>>
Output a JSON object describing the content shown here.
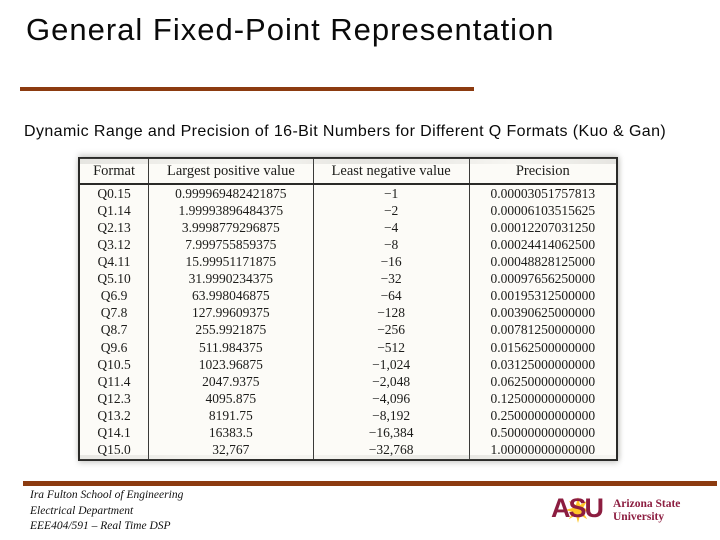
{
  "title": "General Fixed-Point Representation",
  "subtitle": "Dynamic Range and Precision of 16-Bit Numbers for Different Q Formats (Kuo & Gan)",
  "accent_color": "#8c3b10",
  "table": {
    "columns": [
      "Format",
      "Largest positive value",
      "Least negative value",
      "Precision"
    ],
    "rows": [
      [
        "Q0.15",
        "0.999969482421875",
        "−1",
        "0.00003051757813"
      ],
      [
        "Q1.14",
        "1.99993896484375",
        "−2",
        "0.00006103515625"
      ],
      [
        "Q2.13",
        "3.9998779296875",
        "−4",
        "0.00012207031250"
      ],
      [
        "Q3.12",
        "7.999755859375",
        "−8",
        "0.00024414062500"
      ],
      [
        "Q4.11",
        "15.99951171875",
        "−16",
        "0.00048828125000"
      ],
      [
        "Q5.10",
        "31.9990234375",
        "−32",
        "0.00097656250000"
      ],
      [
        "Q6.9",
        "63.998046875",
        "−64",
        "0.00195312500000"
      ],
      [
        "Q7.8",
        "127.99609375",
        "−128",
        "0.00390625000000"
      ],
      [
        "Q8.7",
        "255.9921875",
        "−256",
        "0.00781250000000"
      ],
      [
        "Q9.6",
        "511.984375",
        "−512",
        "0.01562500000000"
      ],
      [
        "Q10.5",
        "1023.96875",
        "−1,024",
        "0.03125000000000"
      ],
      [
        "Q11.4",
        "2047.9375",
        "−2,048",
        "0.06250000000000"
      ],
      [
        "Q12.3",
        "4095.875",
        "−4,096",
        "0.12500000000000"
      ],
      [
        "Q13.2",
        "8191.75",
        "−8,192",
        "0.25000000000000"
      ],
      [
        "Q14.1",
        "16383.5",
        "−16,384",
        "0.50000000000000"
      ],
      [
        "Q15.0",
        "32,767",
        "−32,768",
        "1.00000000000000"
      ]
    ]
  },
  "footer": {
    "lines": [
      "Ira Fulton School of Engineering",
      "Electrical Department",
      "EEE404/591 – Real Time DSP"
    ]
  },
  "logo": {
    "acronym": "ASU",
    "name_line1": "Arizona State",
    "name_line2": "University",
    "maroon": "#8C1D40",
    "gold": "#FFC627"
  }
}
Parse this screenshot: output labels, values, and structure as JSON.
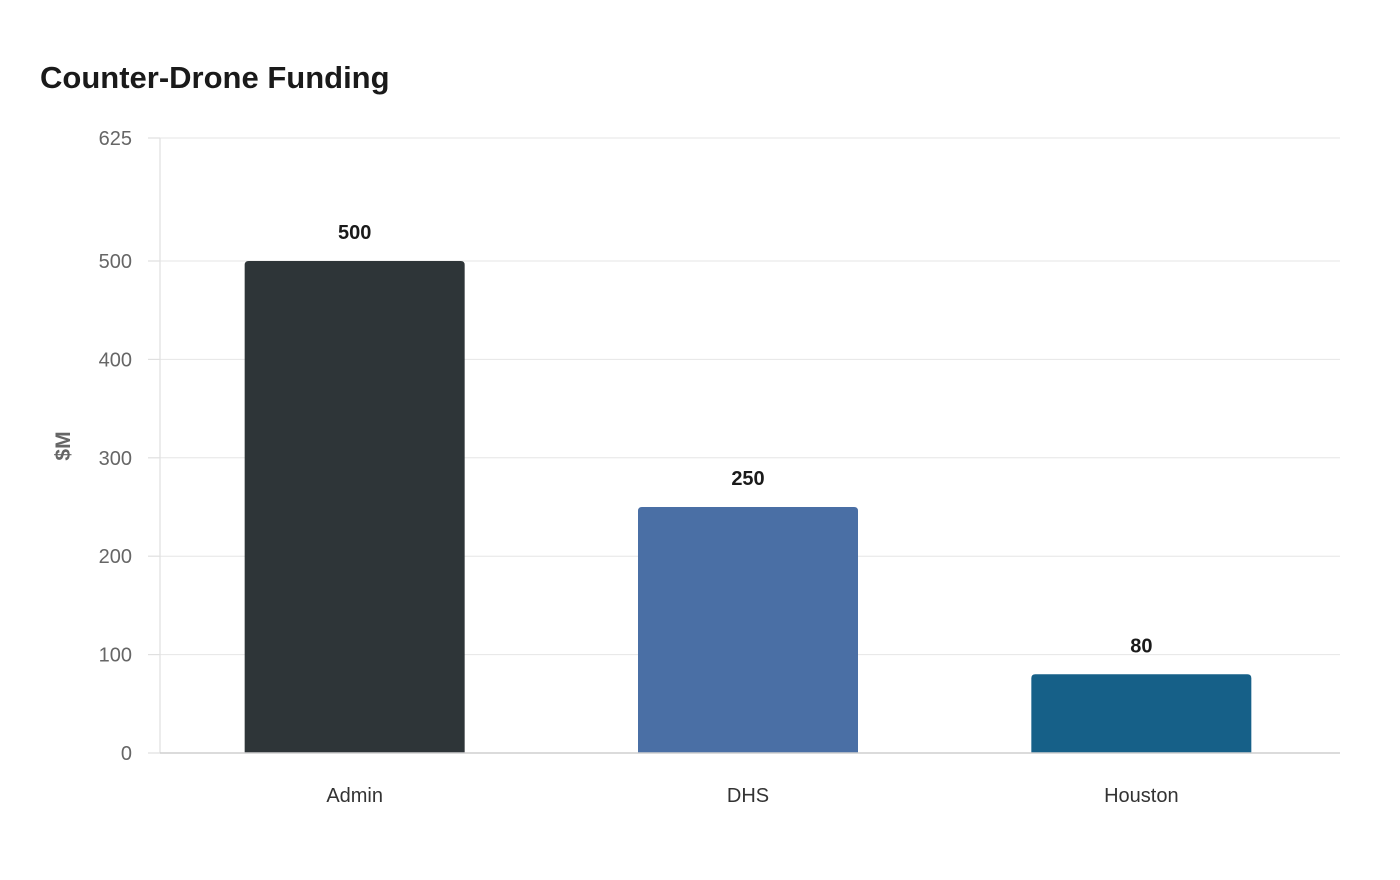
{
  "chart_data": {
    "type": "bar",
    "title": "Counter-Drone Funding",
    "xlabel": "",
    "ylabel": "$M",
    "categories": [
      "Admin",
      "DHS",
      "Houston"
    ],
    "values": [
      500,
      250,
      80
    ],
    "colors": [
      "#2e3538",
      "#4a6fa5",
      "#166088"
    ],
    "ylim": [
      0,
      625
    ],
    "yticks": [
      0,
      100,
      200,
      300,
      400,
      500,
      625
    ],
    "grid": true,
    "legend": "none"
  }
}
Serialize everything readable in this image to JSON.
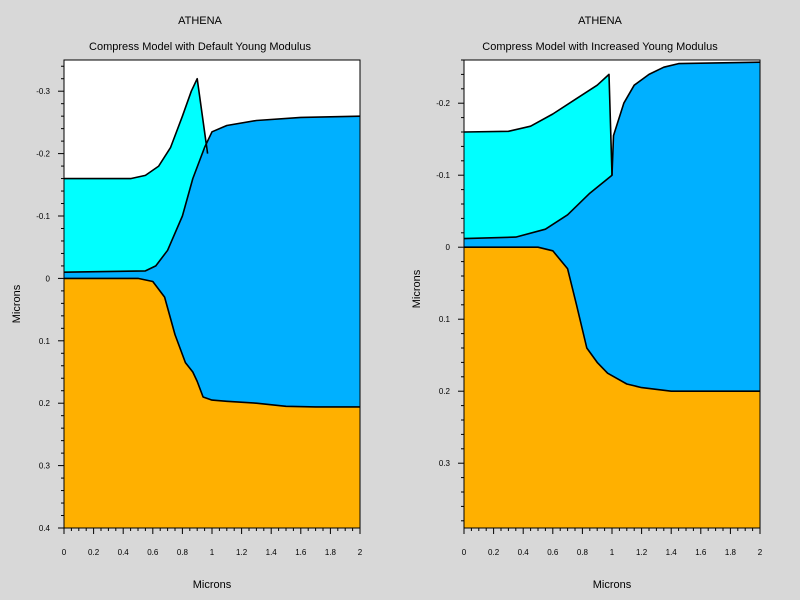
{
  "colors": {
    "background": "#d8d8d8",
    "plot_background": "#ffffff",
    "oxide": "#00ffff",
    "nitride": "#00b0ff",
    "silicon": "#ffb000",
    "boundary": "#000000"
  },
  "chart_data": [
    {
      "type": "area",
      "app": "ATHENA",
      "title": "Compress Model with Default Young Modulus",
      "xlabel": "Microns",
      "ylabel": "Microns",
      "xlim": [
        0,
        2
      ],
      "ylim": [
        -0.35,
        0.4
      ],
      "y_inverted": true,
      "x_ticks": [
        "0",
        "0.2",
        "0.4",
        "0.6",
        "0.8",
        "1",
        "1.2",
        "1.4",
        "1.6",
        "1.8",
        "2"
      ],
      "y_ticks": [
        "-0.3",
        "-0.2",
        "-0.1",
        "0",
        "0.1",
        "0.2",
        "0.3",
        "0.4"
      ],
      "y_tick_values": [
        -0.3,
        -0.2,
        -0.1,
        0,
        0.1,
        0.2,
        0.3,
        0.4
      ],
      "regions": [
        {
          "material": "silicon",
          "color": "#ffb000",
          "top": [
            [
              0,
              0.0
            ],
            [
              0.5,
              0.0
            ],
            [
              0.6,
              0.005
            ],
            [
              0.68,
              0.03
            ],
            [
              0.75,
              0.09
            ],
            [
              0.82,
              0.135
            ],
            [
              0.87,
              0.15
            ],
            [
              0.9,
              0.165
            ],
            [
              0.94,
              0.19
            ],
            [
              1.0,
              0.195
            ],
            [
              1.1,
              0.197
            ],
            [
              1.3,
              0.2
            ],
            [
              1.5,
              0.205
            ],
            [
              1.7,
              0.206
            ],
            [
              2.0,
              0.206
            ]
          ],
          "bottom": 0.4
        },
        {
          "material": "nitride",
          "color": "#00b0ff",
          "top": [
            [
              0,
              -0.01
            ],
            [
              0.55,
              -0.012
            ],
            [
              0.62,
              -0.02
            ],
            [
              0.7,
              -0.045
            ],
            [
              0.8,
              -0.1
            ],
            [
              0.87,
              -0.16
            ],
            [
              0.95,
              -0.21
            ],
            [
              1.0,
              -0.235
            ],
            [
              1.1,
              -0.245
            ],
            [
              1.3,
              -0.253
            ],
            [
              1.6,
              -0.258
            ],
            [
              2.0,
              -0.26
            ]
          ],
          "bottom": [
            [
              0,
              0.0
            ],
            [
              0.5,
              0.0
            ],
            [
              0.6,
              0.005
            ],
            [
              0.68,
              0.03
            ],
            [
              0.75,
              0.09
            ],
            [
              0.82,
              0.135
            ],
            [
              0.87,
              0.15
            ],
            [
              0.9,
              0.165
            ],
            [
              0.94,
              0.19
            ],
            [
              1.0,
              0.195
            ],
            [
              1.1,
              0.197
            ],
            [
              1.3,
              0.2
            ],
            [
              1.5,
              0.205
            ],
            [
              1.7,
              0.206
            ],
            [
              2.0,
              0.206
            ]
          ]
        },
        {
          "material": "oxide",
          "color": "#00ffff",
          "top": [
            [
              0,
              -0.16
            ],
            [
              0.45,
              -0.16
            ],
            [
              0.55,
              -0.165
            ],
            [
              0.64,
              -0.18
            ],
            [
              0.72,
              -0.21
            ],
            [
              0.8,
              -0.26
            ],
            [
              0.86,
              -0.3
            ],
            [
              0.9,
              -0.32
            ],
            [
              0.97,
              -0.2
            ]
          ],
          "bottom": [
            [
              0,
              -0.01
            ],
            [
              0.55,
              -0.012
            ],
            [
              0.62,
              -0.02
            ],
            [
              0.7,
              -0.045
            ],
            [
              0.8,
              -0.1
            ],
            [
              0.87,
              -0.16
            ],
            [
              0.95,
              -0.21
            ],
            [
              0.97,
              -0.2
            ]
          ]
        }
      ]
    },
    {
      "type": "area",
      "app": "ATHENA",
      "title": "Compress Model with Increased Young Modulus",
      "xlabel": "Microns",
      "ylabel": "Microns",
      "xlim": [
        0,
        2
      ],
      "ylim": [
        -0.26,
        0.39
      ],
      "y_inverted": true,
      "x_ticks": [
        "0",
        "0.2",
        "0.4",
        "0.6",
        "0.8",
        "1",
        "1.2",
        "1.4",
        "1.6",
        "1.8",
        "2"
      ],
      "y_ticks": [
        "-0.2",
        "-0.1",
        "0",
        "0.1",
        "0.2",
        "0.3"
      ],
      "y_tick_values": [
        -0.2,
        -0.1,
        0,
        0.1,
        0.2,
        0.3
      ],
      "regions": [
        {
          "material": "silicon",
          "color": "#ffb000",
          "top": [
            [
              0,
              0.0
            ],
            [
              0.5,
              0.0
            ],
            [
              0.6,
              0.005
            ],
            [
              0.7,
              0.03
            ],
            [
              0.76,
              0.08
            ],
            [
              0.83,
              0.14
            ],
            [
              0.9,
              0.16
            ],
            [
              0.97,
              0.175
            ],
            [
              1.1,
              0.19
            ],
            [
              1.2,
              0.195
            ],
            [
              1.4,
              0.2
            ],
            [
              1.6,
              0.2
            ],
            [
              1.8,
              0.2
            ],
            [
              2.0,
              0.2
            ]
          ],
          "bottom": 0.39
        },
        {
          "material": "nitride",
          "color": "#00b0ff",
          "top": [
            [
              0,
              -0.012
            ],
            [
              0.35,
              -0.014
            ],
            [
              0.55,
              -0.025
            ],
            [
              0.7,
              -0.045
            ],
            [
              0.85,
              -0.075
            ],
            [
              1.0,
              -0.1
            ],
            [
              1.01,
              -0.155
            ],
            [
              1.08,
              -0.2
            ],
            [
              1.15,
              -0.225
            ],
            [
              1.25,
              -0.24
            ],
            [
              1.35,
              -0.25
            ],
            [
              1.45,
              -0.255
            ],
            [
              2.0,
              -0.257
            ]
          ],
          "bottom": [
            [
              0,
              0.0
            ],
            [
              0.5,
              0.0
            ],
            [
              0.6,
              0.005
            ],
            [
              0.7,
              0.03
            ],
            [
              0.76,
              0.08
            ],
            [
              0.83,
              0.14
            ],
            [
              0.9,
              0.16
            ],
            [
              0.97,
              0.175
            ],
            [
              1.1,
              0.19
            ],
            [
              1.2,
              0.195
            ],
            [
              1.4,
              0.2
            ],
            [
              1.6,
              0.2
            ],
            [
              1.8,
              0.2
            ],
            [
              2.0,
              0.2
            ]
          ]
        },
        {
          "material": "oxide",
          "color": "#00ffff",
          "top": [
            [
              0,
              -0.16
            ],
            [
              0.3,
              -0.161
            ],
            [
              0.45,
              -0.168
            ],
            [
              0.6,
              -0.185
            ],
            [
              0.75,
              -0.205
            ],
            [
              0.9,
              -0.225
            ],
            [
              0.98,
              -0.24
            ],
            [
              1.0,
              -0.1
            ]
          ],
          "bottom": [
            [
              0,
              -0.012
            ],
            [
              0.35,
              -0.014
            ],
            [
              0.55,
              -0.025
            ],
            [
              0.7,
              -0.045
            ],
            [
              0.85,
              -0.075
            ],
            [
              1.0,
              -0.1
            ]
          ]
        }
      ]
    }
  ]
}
<<
Written task: From the data above, copy each line where the string "Young" appears.

Finished task:
      "title": "Compress Model with Default Young Modulus",
      "title": "Compress Model with Increased Young Modulus",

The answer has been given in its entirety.